### TEXTAUSZUG
——————

EU-Hilfspaket: Irlands Regierung wird Opfer der Finanzkrise

Die bisherige Regierungspartei Fianna Fáil erhält die Quittung für das EU-Hilfspaket. Der Favorit für das Premiersamt will neu verhandeln.

„Ich habe dieses Chaos nicht verursacht“, empört sich die Hauswirtschafts-Lehrerin Georgina Brannigan Flynn. „Ich lebte nicht extravagant während des Booms, ich hatte keine Ferienhäuser im Ausland. Trotzdem zahle ich jetzt den Preis.“ Die rothaarige 41-Jährige schätzt, dass sie und ihr Mann, der ebenfalls im öffentlichen Dienst beschäftigt ist, schon 1000 Euro pro Monat an verfügbarem Einkommen verloren haben, seit Irland begann, Ausgaben zu senken und Steuern zu erhöhen. Dann zählt sie zusätzliche Kosten auf: allein die Krankenversicherung wurde unlängst um bis zu 45 Prozent erhöht. Und wem gibt die Mutter von zwei Schulkindern die Schuld? „Teils den Banken, teils unserer eigenen Gier, teils der fehlenden Aufsicht und Kontrolle.“

Die bisherige Regierungspartei Fianna Fáil, die Irland seit 1932 mehrheitlich kontrolliert hat, wird für die katastrophale Spekulationsblase, die den irischen Haushalt aus dem Gleichgewicht warf und die irischen Banken in den Abgrund riss, unbarmherzig bestraft werden. Die Partei, die 2007 noch über 41 Prozent der Stimmen erhalten hatte, muss sich bei der Parlamentswahl an diesem Freitag laut der jüngsten Meinungsumfrage mit 15 Prozent begnügen.

Allein, die Alternative bringt zwar einen personellen Wechsel und befreit Irland fürs Erste vom Ruch der Korruption, aber die führende Partei, Fine Gael, ist letztlich kaum von Fianna Fáil zu unterscheiden. Beide betreiben eine populistische Politik. Überdies bleibt der wirtschaftspolitische Spielraum der neuen Regierung eng: seit Irland Ende November unter die Vormundschaft des Internationalen Währungsfonds, der Europäischen Zentralbank und der EU-Kommission gestellt wurde, werden die Eckwerte in Washington, Frankfurt und Brüssel bestimmt. Das Land muss mindestens bis 2014 brutale Einschnitte verkraften. Insgesamt beträgt das Ausmaß der fiskalischen „Korrektur“ im Zeitraum 2008 bis 2014 etwa 30 Milliarden Euro – das entspricht den gesamten diesjährigen Staatseinnahmen.

——————

### DATENAUSZUG
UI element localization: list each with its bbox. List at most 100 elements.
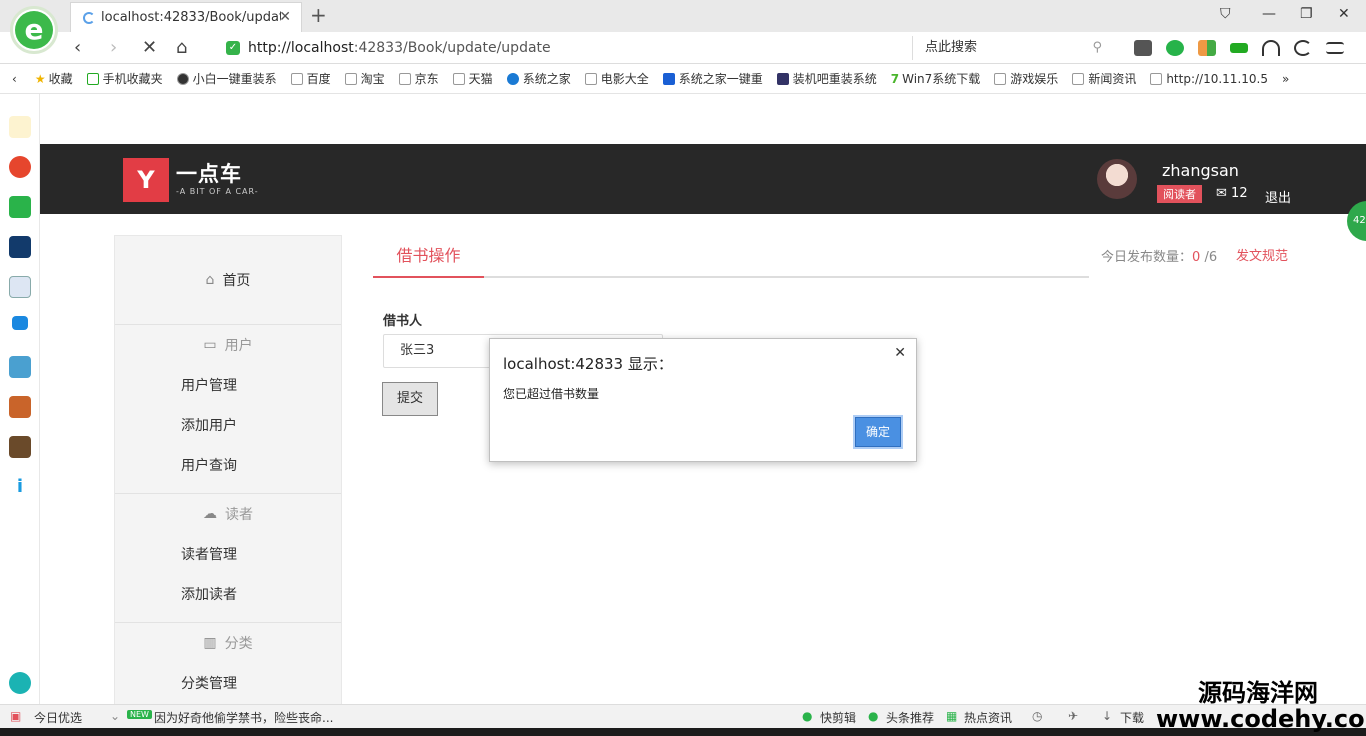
bookmarks-collapse-icon[interactable]: ‹ xyxy=(12,72,17,86)
quick-clip-icon: ● xyxy=(802,709,813,723)
sidebar-item-reader-management[interactable]: 读者管理 xyxy=(115,534,341,574)
chat-icon: ☁ xyxy=(203,506,217,522)
site-logo[interactable]: Y xyxy=(123,158,169,202)
borrower-label: 借书人 xyxy=(383,314,423,329)
sidebar-item-user-management[interactable]: 用户管理 xyxy=(115,365,341,405)
favorites-icon[interactable] xyxy=(9,116,31,138)
game-app-icon[interactable] xyxy=(9,356,31,378)
bookmark-item[interactable]: http://10.11.10.5 xyxy=(1150,72,1268,86)
game-app-icon[interactable] xyxy=(9,396,31,418)
tab-close-icon[interactable]: ✕ xyxy=(279,9,291,25)
alert-dialog: localhost:42833 显示： ✕ 您已超过借书数量 确定 xyxy=(489,338,917,462)
chat-bubble-icon[interactable] xyxy=(12,316,28,330)
watermark-line-1: 源码海洋网 xyxy=(1198,679,1318,707)
pin-icon[interactable]: ✈ xyxy=(1068,709,1078,723)
search-icon[interactable]: ⚲ xyxy=(1092,36,1102,60)
bookmark-item[interactable]: 装机吧重装系统 xyxy=(776,70,877,87)
tab-title: localhost:42833/Book/update xyxy=(101,10,281,25)
dialog-message: 您已超过借书数量 xyxy=(503,387,600,401)
news-ticker-link[interactable]: 因为好奇他偷学禁书，险些丧命... xyxy=(154,709,333,726)
speed-icon[interactable]: ◷ xyxy=(1032,709,1042,723)
loading-icon xyxy=(83,11,95,24)
site-logo-text: 一点车 xyxy=(176,162,242,186)
game-icon[interactable] xyxy=(1134,40,1152,56)
bookmark-item[interactable]: 小白一键重装系 xyxy=(176,70,277,87)
close-icon[interactable]: ✕ xyxy=(894,345,906,361)
bookmark-item[interactable]: 系统之家 xyxy=(506,70,571,87)
post-rules-link[interactable]: 发文规范 xyxy=(1236,245,1288,264)
bookmark-item[interactable]: 百度 xyxy=(290,70,331,87)
home-icon[interactable]: ⌂ xyxy=(176,37,187,58)
headline-icon: ● xyxy=(868,709,879,723)
bookmark-item[interactable]: 电影大全 xyxy=(584,70,649,87)
sidebar: ⌂ 首页 ▭ 用户 用户管理 添加用户 用户查询 ☁ 读者 读者管理 添加读者 ▥ 分类… xyxy=(114,235,342,704)
address-bar: ‹ › ✕ ⌂ ✓ http://localhost:42833/Book/up… xyxy=(0,32,1366,64)
role-badge: 阅读者 xyxy=(1157,185,1202,203)
sidebar-item-add-reader[interactable]: 添加读者 xyxy=(115,574,341,614)
headline-link[interactable]: 头条推荐 xyxy=(886,709,934,726)
apps-icon[interactable] xyxy=(1198,40,1216,56)
sidebar-item-user-query[interactable]: 用户查询 xyxy=(115,445,341,485)
game-app-icon[interactable] xyxy=(9,436,31,458)
quick-clip-link[interactable]: 快剪辑 xyxy=(820,709,856,726)
bookmarks-more-icon[interactable]: » xyxy=(1282,72,1289,86)
browser-tab[interactable]: localhost:42833/Book/update ✕ xyxy=(70,2,302,32)
url-path: :42833/Book/update/update xyxy=(353,40,551,56)
maximize-button[interactable]: ❐ xyxy=(1300,6,1313,22)
bookmark-item[interactable]: 手机收藏夹 xyxy=(86,70,163,87)
tab-borrow-book[interactable]: 借书操作 xyxy=(373,238,484,278)
skin-icon[interactable]: ⛉ xyxy=(1220,6,1231,22)
minimize-button[interactable]: — xyxy=(1262,6,1276,22)
bookmark-item[interactable]: 新闻资讯 xyxy=(1072,70,1136,87)
sidebar-group-readers: ☁ 读者 xyxy=(203,506,253,523)
download-link[interactable]: 下载 xyxy=(1120,709,1144,726)
stop-loading-button[interactable]: ✕ xyxy=(142,37,157,58)
search-input[interactable]: 点此搜索 ⚲ xyxy=(912,36,1112,60)
weibo-icon[interactable] xyxy=(9,156,31,178)
notes-icon[interactable] xyxy=(9,276,31,298)
dialog-title: localhost:42833 显示： xyxy=(503,355,673,373)
close-window-button[interactable]: ✕ xyxy=(1338,6,1350,22)
reader-icon[interactable] xyxy=(9,236,31,258)
bookmark-item[interactable]: 7 Win7系统下载 xyxy=(891,70,981,87)
sidebar-item-add-user[interactable]: 添加用户 xyxy=(115,405,341,445)
home-icon: ⌂ xyxy=(205,272,215,288)
bookmark-item[interactable]: ★ 收藏 xyxy=(35,70,73,87)
forward-button[interactable]: › xyxy=(110,37,117,58)
chevron-down-icon[interactable]: ⌄ xyxy=(110,709,120,723)
mail-link[interactable]: ✉ 12 xyxy=(1216,186,1248,201)
battery-icon[interactable] xyxy=(1230,43,1248,53)
new-tab-button[interactable]: + xyxy=(310,3,327,27)
new-badge: NEW xyxy=(127,710,152,719)
gift-icon[interactable]: ▣ xyxy=(10,709,21,723)
bookmark-item[interactable]: 系统之家一键重 xyxy=(662,70,763,87)
search-placeholder: 点此搜索 xyxy=(925,40,978,55)
headset-icon[interactable] xyxy=(1262,40,1280,56)
logout-link[interactable]: 退出 xyxy=(1265,187,1291,206)
back-button[interactable]: ‹ xyxy=(74,37,81,58)
bookmark-item[interactable]: 游戏娱乐 xyxy=(994,70,1058,87)
hot-news-link[interactable]: 热点资讯 xyxy=(964,709,1012,726)
mail-icon[interactable] xyxy=(9,196,31,218)
today-picks-link[interactable]: 今日优选 xyxy=(34,709,82,726)
bookmark-item[interactable]: 天猫 xyxy=(452,70,493,87)
menu-icon[interactable] xyxy=(1326,42,1344,54)
chat-icon[interactable] xyxy=(1166,40,1184,56)
avatar[interactable] xyxy=(1097,159,1137,199)
bookmarks-bar: ‹ ★ 收藏 手机收藏夹 小白一键重装系 百度 淘宝 京东 天猫 系统之家 电影大… xyxy=(0,64,1366,94)
bookmark-item[interactable]: 京东 xyxy=(398,70,439,87)
tools-icon[interactable] xyxy=(9,672,31,694)
submit-button[interactable]: 提交 xyxy=(382,382,438,416)
chart-icon: ▥ xyxy=(203,635,217,651)
sidebar-item-category-management[interactable]: 分类管理 xyxy=(115,663,341,703)
bookmark-item[interactable]: 淘宝 xyxy=(344,70,385,87)
download-icon[interactable]: ↓ xyxy=(1102,709,1112,723)
undo-icon[interactable] xyxy=(1294,40,1312,56)
hot-news-icon: ▦ xyxy=(946,709,958,723)
browser-logo-icon[interactable]: e xyxy=(10,6,58,54)
ok-button[interactable]: 确定 xyxy=(855,417,901,447)
username[interactable]: zhangsan xyxy=(1162,161,1239,180)
sidebar-item-home[interactable]: ⌂ 首页 xyxy=(115,236,341,324)
url-field[interactable]: ✓ http://localhost:42833/Book/update/upd… xyxy=(226,36,906,60)
p-app-icon[interactable]: i xyxy=(9,476,31,498)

——————

### AUFGABENDETAILS
Übertrage den Satz „Das Land muss mindestens bis 2014 brutale Einschnitte verkraften.“ aus dem Textauszug über Irlands Finanzkrise ins Englische.

### ANTWORT ZUR AUFGABE
The country must endure brutal cuts until at least 2014.